■ **EXCERTO DO DOCUMENTO**:
↓↓↓

Ferreira, R. (1945)

FERREIRA, Rafael. (1945). Nos Bastidores do Jornalismo. Memórias de Rafael Ferreira.

Autor: FERREIRA, Rafael

Ano de elaboração (caso não coincida com ano de publicação)

Ano de publicação/impressão: 1945

Título completo da obra: Nos Bastidores do Jornalismo – Memórias de Rafael Ferreira

Tema PRINCIPAL: Jornalistas e Vida Profissional

Local de edição: Lisboa

Editora (ou tipografia, caso não exista editora): Romano Tôrres

Número de páginas: 199

Cota na Biblioteca Nacional e noutras bibliotecas públicas

Cota na Biblioteca Nacional: P. 5862 P.

Cota na Biblioteca Pública Municipal do Porto: S2-4-15

Esboço biográfico sobre o autor ou autores (nascimento, morte, profissão, etc.)

Rafael Ferreira nasceu a 1865 e morreu a 1952 em Lisboa. Exerceu várias funções em diversos jornais. Para além disso, foi romancista, dramaturgo e poeta.

Índice da obra

Conversando: pág. 9

I-Atracção do imprevisto – Disposições para repórter: pág. 13

II-A minha iniciação – O quinzenário «O Monóculo»: pág18

III-Dia de António Enes e Moreira de Almeida: pág29

IV-Silva Graça e Século: pág55

V-Visitas de Chefes de Estado-Nos paços de Sintra, Belém e Ajuda: pág83

VI-Centenários – De Camões a Bocage: pág107

VII-Sob a bandeira brasileira – Reportagens e entrevistas: pág130

VIII-No Jornal do Comércio e das Colónias – Visitas à Batalha, ao Luso e a Coimbra: pág147

IX-Regressando à infância – Aspectos, figuras e episódios: pág165

X-O Correio da Europa e o Comércio do Porto: pág185

Recompensas morais: pág192

Resumo da obra (linhas mestras)

↑↑↑

■ **DADOS FORNECIDOS**:
↓↓↓

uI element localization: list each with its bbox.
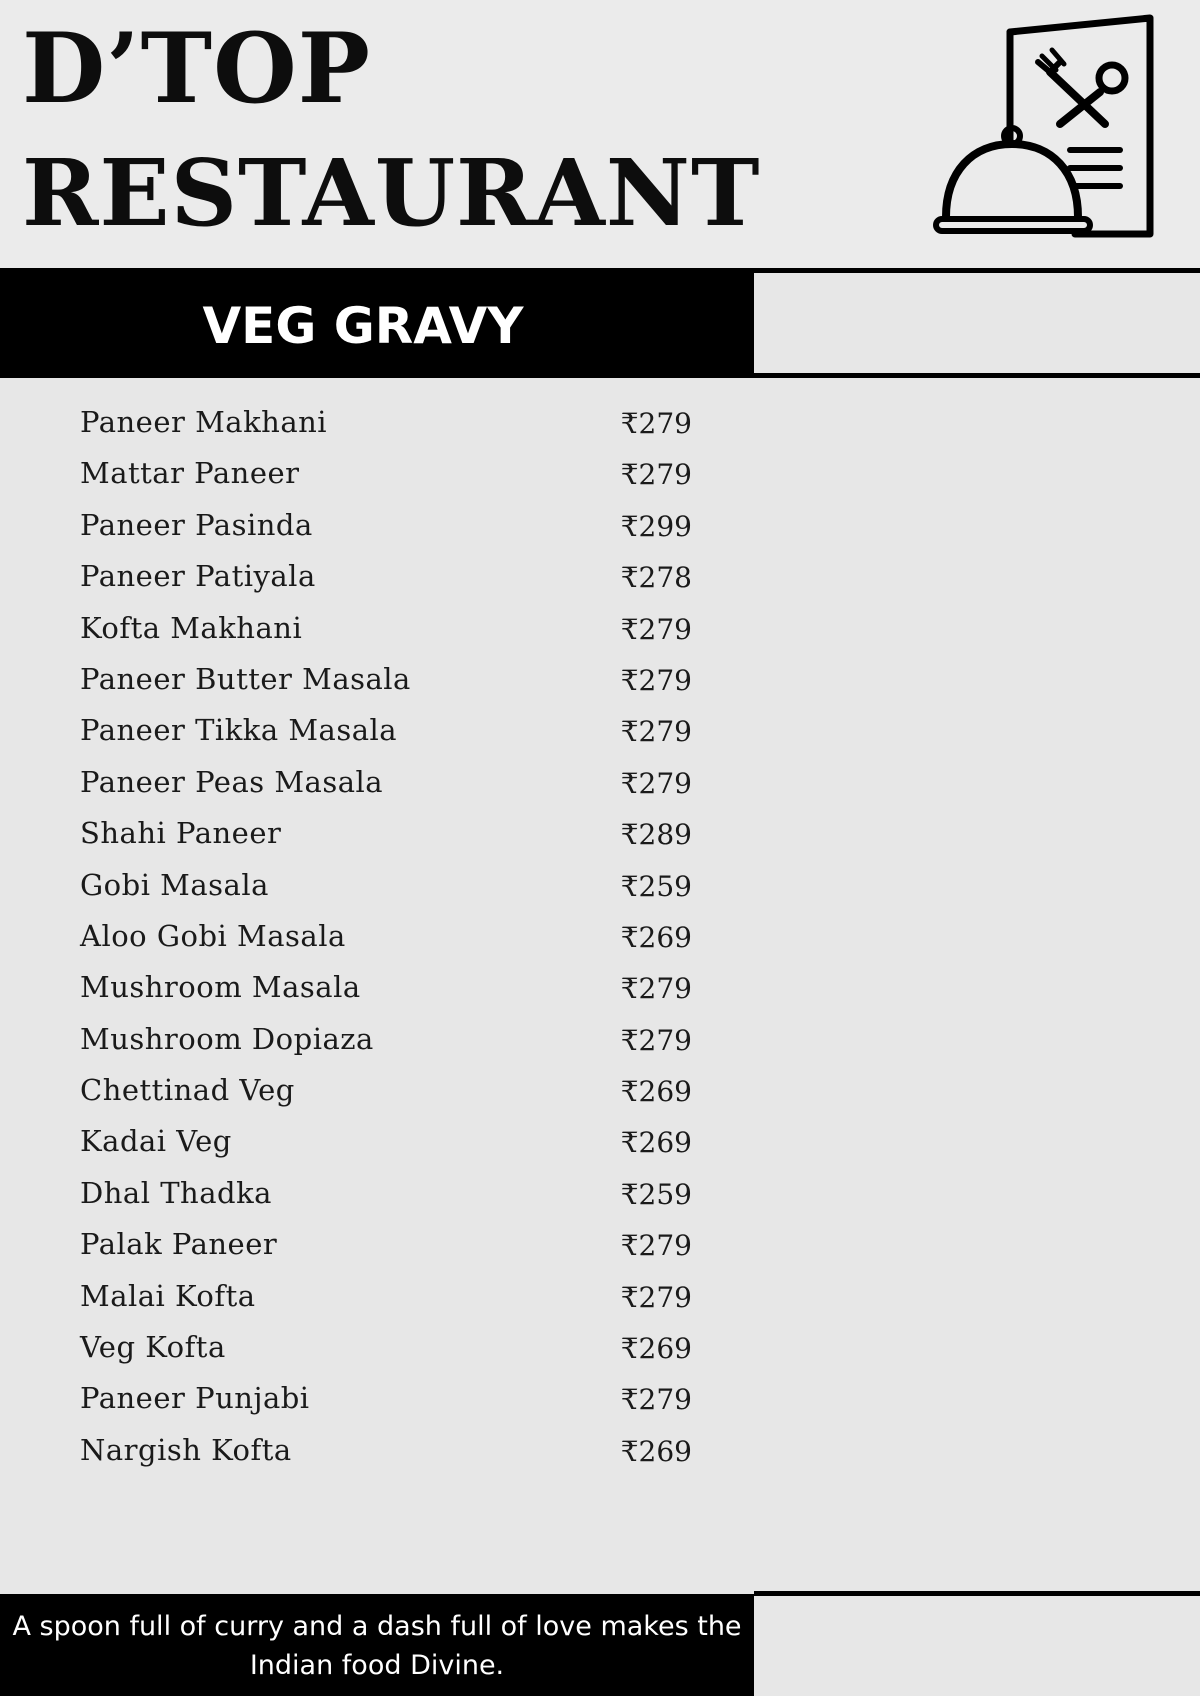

↑↑↑

■ **TAREFAS**:
1. Segundo a ficha sobre as memórias de Rafael Ferreira, que editora publicou a obra?
2. Por favor, prossiga a ficha sobre as memórias de Rafael Ferreira a partir do ponto em que termina.

■ **RESULTADOS POR TAREFA**:
1. Romano Tôrres.

2.
Esta obra é uma autobiografia de um jornalista típico do final do Século XIX e primeira metade do Século XX. É muito útil para a compreensão das transformações que ocorreram no jornalismo português nesse período de expansão da imprensa e está cheia de referências a jornalistas, a jornais, às rotinas produtivas e ao clima “boémio” das salas de redacção de então.

Rafael Ferreira traça o seu perfil de jornalista desde a sua infância, considerando que já nessa época demonstrava vocação para a profissão. Rafael Ferreira atribuiu essa disposição ao gosto pelo imprevisto e à ansiedade pelas surpresas. Isto também justifica o fascínio do autor pelo teatro, revelado nas páginas do livro. Conta ainda o autor que desde novo se interessava por periódicos manuscritos, que só eram fornecidos aos colegas mais velhos. Em troca deles, oferecia objectos escolares. Rafael Ferreira confessa também que quando ia a alguma festa tinha a capacidade da observação e memória suficiente para descrevê-la em pormenor.

Diz Rafael Ferreira que, ainda estudante, inaugurou um quinzenário de nome O Monóculo, juntamente com outro colega. Mas, devido à falta de capital para manter o periódico e às vendas insuficientes tiveram de desistir.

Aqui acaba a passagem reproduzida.